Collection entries

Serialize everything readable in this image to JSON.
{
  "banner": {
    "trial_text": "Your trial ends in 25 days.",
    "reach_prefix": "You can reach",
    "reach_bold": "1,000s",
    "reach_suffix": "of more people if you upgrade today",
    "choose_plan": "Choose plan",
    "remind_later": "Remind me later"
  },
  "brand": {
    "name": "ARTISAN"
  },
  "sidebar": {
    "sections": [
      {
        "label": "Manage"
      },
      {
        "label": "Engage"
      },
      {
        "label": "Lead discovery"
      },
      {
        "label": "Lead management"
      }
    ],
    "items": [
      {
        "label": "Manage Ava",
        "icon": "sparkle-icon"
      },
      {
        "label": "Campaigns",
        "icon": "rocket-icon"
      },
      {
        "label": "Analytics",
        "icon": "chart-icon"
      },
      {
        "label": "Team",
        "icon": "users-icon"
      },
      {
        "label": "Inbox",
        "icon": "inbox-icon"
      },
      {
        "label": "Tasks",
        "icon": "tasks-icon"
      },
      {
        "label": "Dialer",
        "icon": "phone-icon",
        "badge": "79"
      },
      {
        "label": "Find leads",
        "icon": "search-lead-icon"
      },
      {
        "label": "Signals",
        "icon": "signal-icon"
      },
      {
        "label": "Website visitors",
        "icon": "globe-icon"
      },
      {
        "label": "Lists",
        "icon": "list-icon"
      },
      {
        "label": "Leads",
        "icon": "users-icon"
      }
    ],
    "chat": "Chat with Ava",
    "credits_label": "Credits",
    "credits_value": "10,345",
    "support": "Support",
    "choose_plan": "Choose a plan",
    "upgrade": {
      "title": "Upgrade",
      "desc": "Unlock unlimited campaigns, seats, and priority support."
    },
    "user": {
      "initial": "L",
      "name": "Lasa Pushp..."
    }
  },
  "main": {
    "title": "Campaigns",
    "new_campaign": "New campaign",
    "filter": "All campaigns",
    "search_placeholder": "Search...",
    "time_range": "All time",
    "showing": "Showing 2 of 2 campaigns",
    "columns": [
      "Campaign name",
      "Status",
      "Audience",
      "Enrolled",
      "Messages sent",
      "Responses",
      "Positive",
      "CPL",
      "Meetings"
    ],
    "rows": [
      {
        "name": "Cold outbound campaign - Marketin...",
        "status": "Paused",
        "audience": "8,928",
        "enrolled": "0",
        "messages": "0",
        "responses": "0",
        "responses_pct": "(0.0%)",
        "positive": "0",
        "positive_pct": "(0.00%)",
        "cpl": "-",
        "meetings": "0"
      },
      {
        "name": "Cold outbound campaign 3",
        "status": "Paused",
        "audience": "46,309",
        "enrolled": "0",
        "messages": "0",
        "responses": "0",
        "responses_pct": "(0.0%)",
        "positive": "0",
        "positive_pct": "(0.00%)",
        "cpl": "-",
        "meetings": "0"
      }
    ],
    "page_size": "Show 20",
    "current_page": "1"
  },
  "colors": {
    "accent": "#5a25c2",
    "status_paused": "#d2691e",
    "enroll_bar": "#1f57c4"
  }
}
---
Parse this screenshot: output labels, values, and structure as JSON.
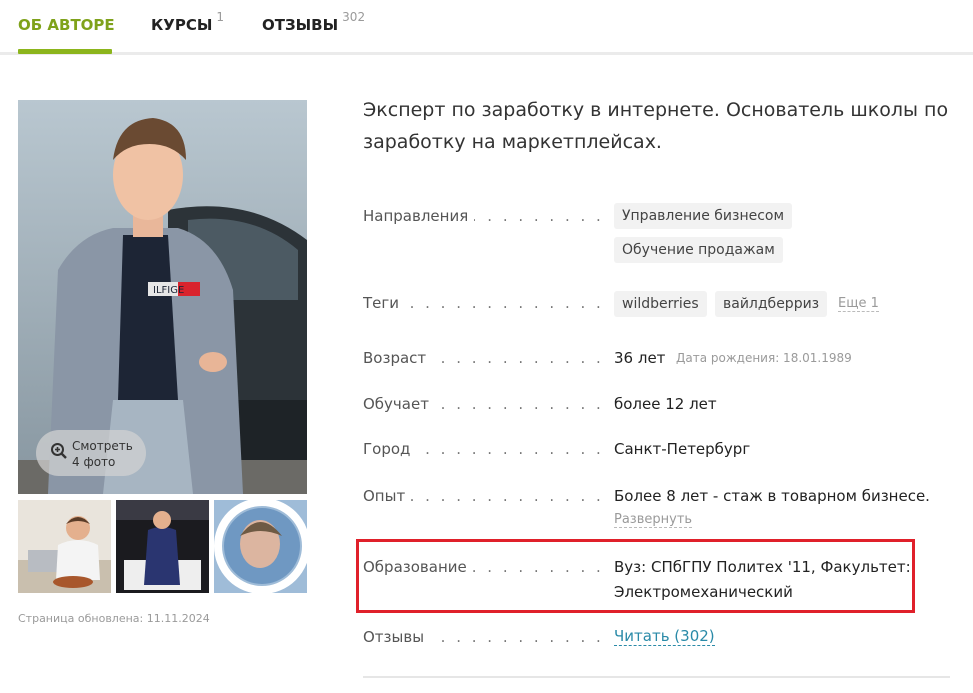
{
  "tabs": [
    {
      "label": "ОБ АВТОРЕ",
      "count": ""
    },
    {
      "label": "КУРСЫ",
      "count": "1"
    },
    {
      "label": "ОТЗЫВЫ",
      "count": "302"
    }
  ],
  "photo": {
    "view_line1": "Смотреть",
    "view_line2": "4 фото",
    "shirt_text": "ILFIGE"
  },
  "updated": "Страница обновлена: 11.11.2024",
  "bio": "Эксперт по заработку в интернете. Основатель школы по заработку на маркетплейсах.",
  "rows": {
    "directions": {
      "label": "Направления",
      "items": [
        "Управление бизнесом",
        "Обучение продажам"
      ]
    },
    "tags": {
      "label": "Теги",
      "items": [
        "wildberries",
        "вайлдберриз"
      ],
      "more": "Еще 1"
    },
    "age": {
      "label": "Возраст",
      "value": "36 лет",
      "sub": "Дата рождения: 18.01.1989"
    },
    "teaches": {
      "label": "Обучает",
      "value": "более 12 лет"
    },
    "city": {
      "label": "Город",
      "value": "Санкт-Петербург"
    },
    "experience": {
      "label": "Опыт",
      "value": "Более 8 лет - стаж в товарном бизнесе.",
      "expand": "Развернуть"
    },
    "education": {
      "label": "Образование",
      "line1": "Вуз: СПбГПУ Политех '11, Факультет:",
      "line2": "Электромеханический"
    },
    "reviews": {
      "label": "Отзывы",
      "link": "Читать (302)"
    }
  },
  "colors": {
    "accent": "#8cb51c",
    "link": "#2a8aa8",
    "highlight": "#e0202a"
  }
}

EXERCISE DESCRIPTION:
Copy every line of the listing where the word "Cold" appears.

EXERCISE SOLUTION:
        "name": "Cold outbound campaign - Marketin...",
        "name": "Cold outbound campaign 3",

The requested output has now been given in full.